#### What is required
Only the number is wanted: count the lines that contain "Państwa".
* * * * *
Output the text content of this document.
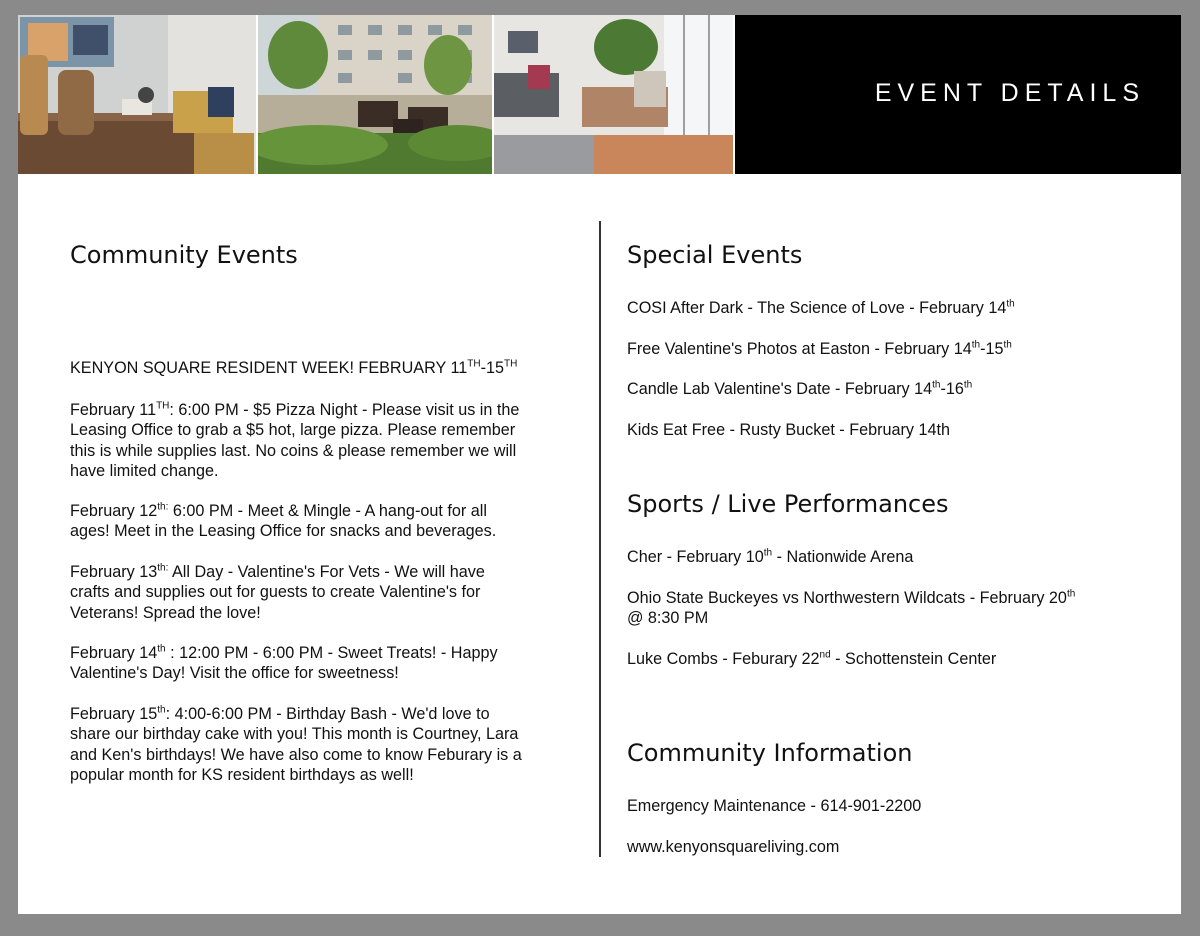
EVENT DETAILS
Community Events
KENYON SQUARE RESIDENT WEEK! FEBRUARY 11TH-15TH
February 11TH: 6:00 PM - $5 Pizza Night - Please visit us in the
Leasing Office to grab a $5 hot, large pizza. Please remember
this is while supplies last. No coins & please remember we will
have limited change.
February $12^{th:}$ 6:00 PM - Meet & Mingle - A hang-out for all
ages! Meet in the Leasing Office for snacks and beverages.
February $13^{th:}$ All Day - Valentine's For Vets - We will have
crafts and supplies out for guests to create Valentine's for
Veterans! Spread the love!
February 14th : 12:00 PM - 6:00 PM - Sweet Treats! - Happy
Valentine's Day! Visit the office for sweetness!
February 15th: 4:00-6:00 PM - Birthday Bash - We'd love to
share our birthday cake with you! This month is Courtney, Lara
and Ken's birthdays! We have also come to know Feburary is a
popular month for KS resident birthdays as well!
Special Events
COSI After Dark - The Science of Love - February 14th
Free Valentine's Photos at Easton - February 14th-15th
Candle Lab Valentine's Date - February 14th-16th
Kids Eat Free - Rusty Bucket - February 14th
Sports / Live Performances
Cher - February 10th - Nationwide Arena
Ohio State Buckeyes vs Northwestern Wildcats - February 20th
@ 8:30 PM
Luke Combs - Feburary 22nd - Schottenstein Center
Community Information
Emergency Maintenance - 614-901-2200
www.kenyonsquareliving.com
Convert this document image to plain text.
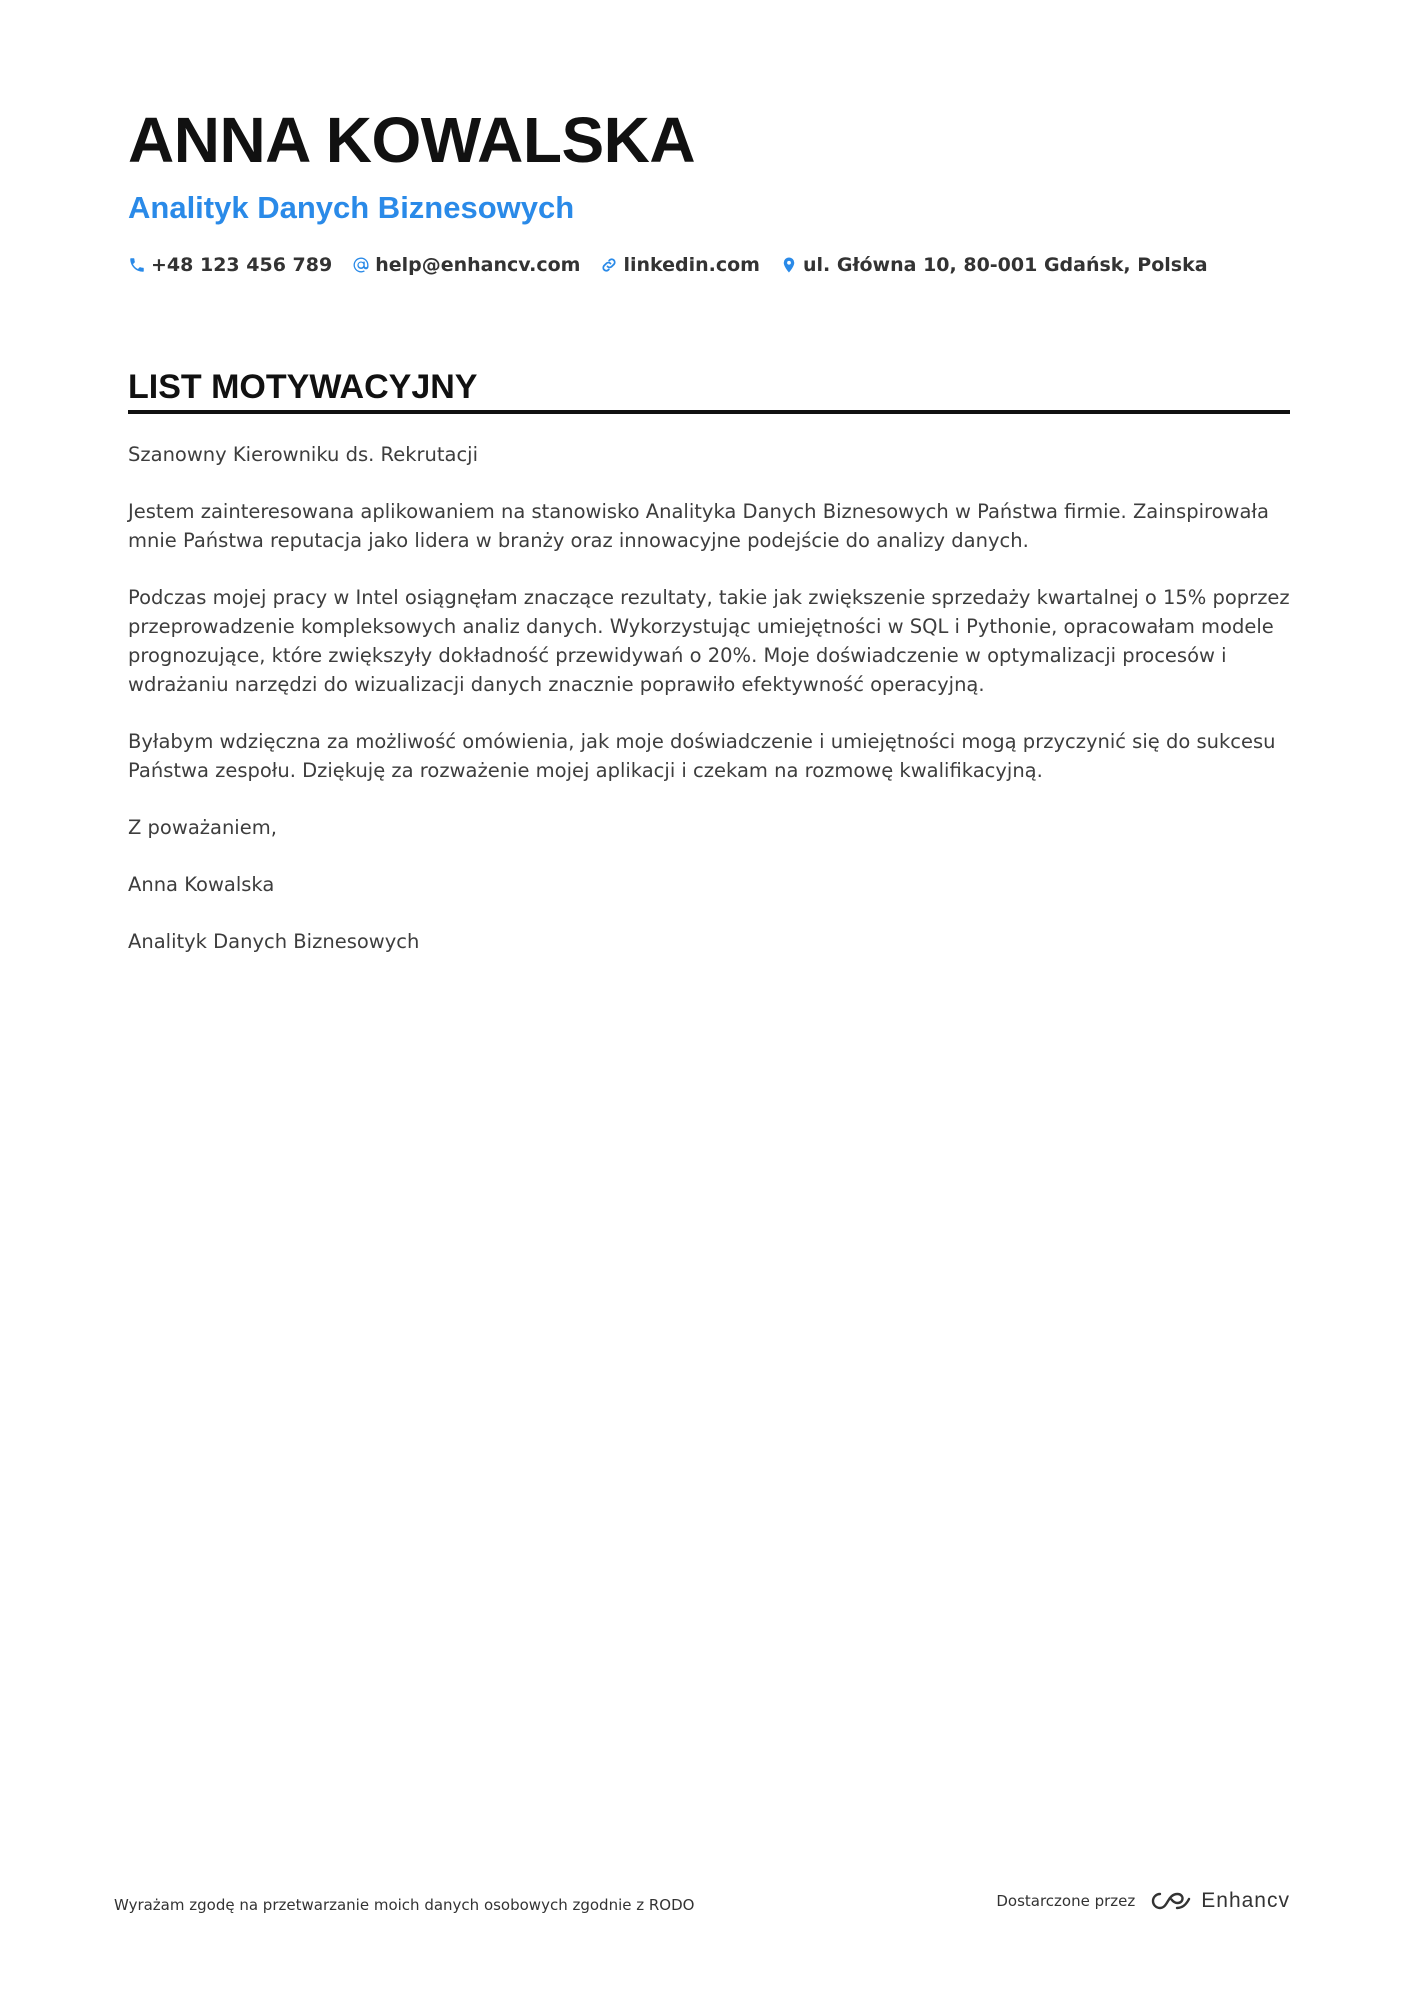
ANNA KOWALSKA
Analityk Danych Biznesowych
+48 123 456 789 help@enhancv.com linkedin.com ul. Główna 10, 80-001 Gdańsk, Polska
LIST MOTYWACYJNY

Szanowny Kierowniku ds. Rekrutacji

Jestem zainteresowana aplikowaniem na stanowisko Analityka Danych Biznesowych w Państwa firmie. Zainspirowała mnie Państwa reputacja jako lidera w branży oraz innowacyjne podejście do analizy danych.

Podczas mojej pracy w Intel osiągnęłam znaczące rezultaty, takie jak zwiększenie sprzedaży kwartalnej o 15% poprzez przeprowadzenie kompleksowych analiz danych. Wykorzystując umiejętności w SQL i Pythonie, opracowałam modele prognozujące, które zwiększyły dokładność przewidywań o 20%. Moje doświadczenie w optymalizacji procesów i wdrażaniu narzędzi do wizualizacji danych znacznie poprawiło efektywność operacyjną.

Byłabym wdzięczna za możliwość omówienia, jak moje doświadczenie i umiejętności mogą przyczynić się do sukcesu Państwa zespołu. Dziękuję za rozważenie mojej aplikacji i czekam na rozmowę kwalifikacyjną.

Z poważaniem,

Anna Kowalska

Analityk Danych Biznesowych

Wyrażam zgodę na przetwarzanie moich danych osobowych zgodnie z RODO	Dostarczone przez	Enhancv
* * * * *
#### Response
2